— Exercise aim —
Scan the data below for the string "also". Copy every line where it appears.
══ Material for this task
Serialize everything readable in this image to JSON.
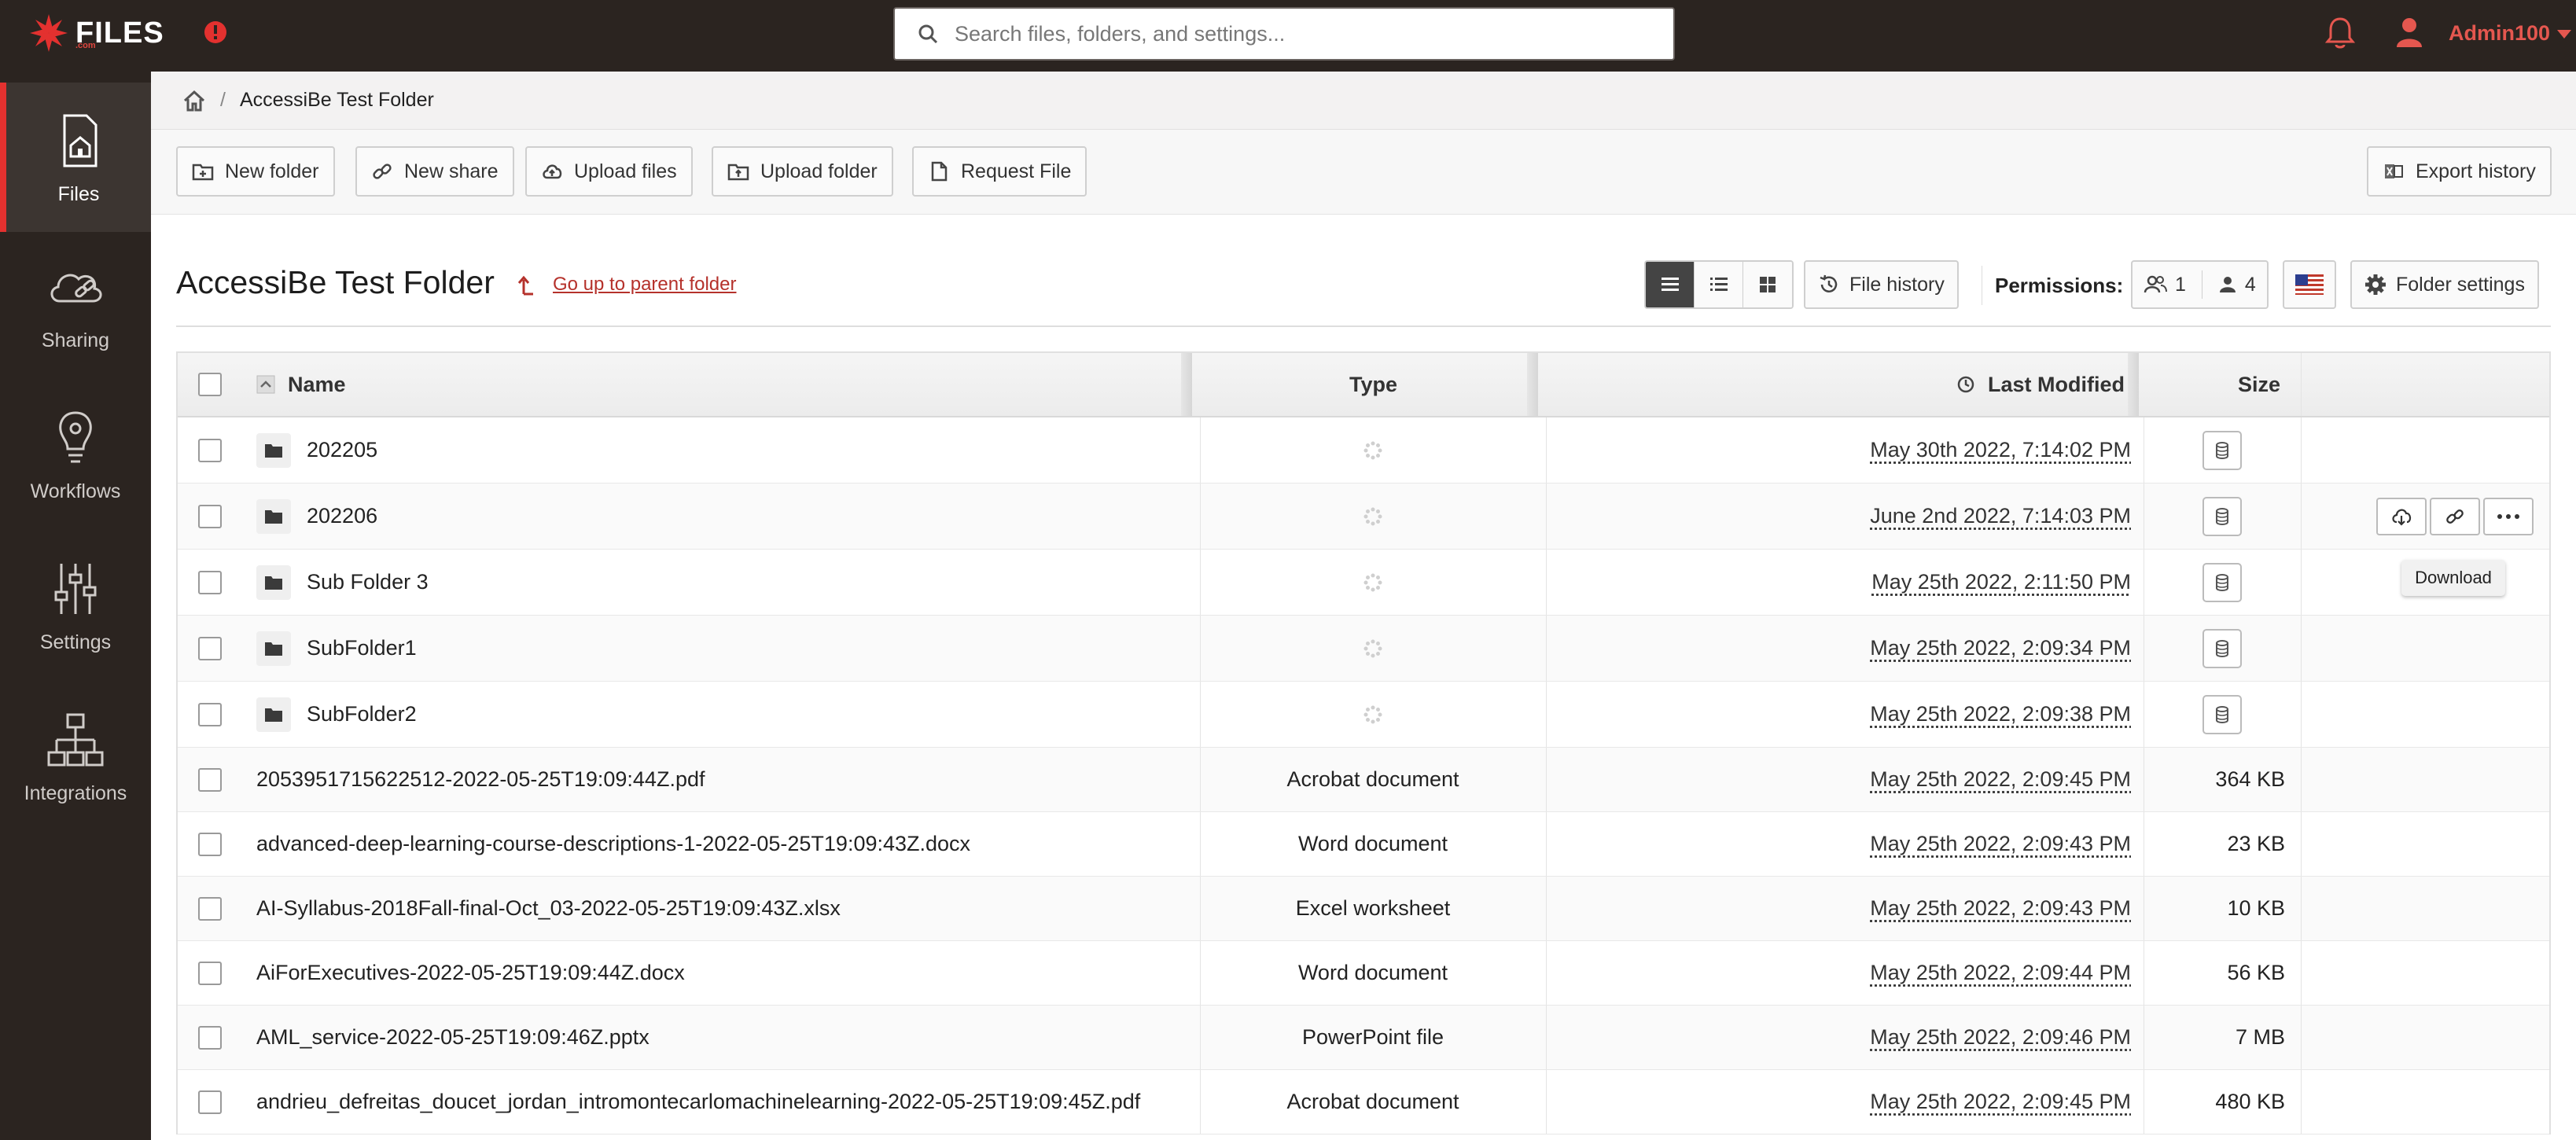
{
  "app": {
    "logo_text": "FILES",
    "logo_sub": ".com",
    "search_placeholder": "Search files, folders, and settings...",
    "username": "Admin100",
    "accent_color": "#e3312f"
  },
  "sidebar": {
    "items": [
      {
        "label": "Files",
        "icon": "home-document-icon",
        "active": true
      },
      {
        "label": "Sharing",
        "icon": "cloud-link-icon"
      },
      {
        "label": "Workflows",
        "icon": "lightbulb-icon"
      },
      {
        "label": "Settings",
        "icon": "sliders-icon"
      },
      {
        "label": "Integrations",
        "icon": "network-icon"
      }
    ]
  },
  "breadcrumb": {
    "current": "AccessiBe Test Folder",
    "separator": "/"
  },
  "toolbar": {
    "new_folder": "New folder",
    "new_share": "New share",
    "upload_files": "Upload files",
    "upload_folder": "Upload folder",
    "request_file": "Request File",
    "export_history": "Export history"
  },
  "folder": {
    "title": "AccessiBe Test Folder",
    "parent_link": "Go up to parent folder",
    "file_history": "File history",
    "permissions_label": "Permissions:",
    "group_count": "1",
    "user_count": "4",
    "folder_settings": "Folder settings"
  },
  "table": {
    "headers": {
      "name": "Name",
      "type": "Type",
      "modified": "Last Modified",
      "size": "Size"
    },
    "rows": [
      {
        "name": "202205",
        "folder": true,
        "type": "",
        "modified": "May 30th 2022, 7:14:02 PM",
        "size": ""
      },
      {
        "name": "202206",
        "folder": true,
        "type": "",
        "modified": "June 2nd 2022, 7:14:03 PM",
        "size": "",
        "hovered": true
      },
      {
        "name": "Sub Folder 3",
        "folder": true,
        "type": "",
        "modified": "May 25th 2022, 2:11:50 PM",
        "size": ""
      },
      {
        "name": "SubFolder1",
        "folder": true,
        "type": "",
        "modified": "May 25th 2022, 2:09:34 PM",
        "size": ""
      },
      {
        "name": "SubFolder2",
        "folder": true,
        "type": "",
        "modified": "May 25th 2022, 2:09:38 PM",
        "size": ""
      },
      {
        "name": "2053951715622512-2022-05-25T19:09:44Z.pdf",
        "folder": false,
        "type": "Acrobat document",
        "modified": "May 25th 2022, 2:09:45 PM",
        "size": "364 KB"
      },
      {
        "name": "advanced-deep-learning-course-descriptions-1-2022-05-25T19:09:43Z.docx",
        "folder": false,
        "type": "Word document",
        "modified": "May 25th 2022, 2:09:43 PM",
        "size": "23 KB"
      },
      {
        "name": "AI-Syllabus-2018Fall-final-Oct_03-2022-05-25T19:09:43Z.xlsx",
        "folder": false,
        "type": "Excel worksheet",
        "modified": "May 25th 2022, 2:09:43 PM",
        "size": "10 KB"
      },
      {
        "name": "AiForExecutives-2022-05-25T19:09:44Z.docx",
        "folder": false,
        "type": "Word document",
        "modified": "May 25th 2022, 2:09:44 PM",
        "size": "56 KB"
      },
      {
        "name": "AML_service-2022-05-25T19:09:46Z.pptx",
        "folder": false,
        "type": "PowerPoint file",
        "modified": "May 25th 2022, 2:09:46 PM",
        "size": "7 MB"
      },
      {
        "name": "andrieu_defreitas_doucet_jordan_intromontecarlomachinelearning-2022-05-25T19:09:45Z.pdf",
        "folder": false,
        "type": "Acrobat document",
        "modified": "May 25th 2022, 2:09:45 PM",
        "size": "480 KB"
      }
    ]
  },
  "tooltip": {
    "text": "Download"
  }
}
════
══ Material for this task
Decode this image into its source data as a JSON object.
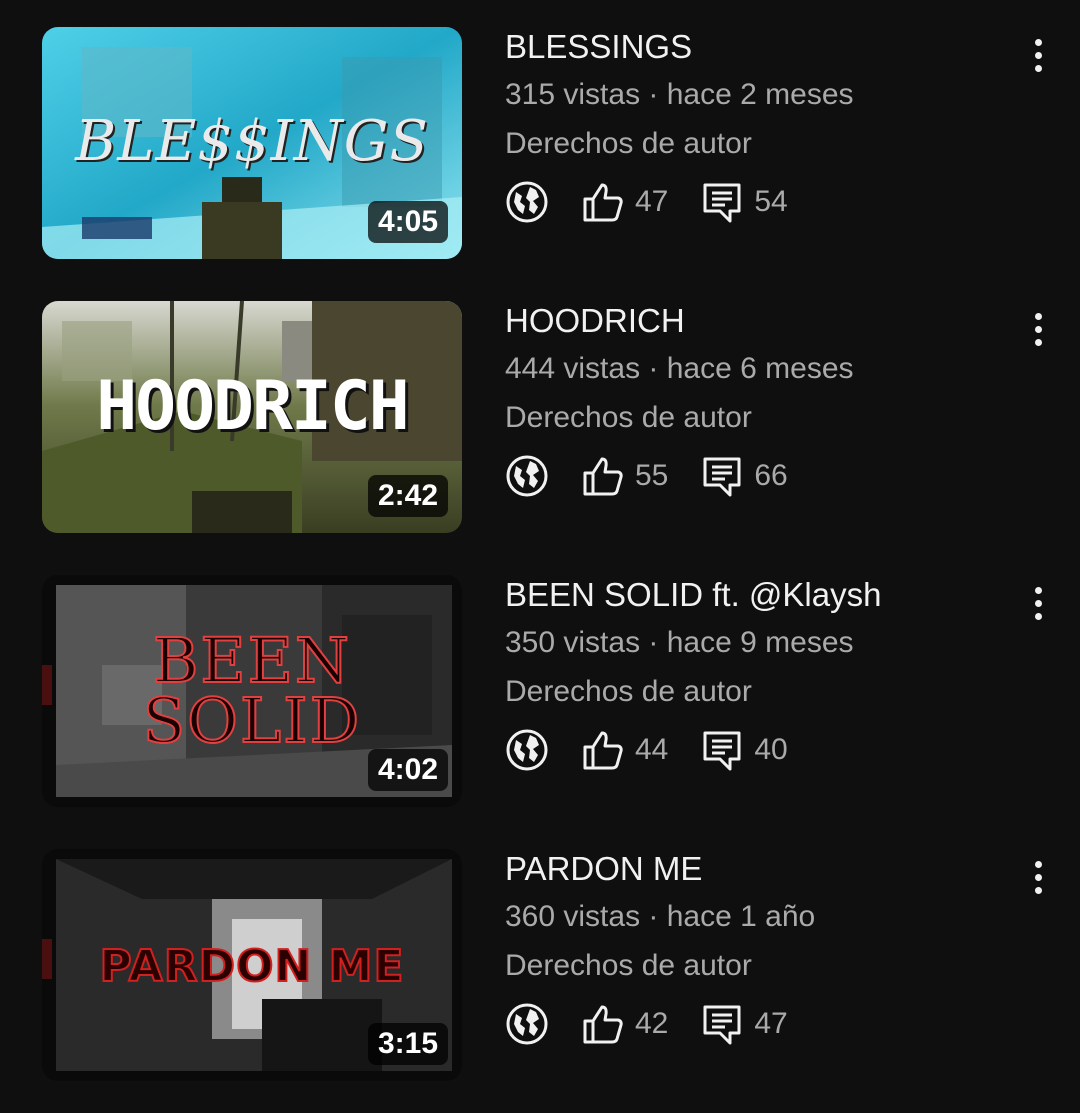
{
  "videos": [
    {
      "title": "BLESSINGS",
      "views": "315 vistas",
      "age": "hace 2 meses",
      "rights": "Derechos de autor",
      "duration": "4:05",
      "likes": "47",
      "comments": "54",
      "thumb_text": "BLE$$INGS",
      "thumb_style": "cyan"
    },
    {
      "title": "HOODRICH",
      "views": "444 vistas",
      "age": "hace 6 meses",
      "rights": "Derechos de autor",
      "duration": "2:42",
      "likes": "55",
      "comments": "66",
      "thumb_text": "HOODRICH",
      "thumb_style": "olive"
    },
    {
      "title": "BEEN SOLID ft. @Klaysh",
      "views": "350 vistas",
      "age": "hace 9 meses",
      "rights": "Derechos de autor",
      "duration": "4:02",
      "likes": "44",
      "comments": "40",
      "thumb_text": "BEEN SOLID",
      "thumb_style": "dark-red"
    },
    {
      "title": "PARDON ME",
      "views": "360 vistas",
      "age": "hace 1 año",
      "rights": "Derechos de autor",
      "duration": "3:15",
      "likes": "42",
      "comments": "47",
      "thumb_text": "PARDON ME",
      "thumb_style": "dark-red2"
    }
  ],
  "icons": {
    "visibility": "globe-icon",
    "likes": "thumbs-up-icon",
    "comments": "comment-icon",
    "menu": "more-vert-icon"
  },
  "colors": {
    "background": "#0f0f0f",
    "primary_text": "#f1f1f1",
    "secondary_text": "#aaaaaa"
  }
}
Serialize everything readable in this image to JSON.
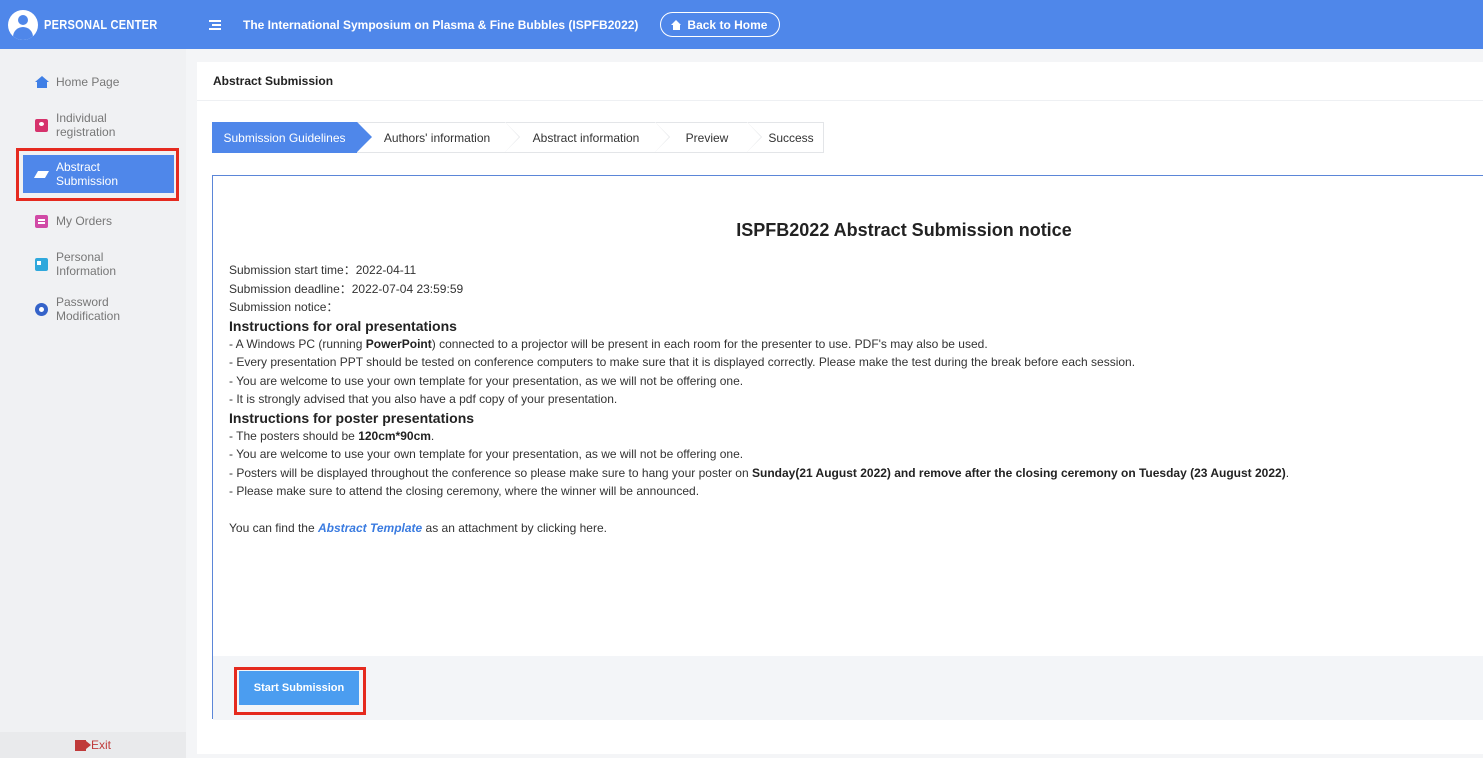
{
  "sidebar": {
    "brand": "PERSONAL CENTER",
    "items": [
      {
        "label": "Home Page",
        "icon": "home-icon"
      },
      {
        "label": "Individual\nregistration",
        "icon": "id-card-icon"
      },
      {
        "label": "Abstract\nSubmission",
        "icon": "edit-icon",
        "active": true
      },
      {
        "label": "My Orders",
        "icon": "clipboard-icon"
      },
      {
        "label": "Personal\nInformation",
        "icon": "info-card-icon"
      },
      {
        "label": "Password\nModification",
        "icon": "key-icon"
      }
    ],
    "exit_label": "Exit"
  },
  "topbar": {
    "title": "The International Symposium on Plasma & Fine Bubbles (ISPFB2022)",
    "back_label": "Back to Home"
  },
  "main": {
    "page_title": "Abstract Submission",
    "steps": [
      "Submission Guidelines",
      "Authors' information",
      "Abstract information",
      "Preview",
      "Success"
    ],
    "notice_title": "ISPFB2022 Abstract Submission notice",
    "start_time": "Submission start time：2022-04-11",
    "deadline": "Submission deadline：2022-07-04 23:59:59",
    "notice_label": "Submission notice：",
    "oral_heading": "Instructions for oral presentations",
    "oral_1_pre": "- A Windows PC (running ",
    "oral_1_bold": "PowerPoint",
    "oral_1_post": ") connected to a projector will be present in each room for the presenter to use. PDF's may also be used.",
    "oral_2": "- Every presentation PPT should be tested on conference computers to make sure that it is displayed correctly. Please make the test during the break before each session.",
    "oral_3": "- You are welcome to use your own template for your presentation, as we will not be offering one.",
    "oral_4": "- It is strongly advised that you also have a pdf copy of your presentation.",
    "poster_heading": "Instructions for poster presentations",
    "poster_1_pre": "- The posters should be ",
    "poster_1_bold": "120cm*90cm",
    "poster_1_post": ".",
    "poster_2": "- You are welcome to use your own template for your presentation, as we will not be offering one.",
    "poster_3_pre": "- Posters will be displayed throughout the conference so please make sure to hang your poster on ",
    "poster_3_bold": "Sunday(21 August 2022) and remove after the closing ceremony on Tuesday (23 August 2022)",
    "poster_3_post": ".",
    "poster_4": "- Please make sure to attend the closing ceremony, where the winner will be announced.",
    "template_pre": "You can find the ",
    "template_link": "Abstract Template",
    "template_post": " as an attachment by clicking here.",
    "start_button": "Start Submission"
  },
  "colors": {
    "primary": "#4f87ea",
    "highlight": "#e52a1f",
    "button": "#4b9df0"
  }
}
════
— Result of the task —
    "oral_1_post": ") connected to a projector will be present in each room for the presenter to use. PDF's may also be used.",
    "oral_4": "- It is strongly advised that you also have a pdf copy of your presentation.",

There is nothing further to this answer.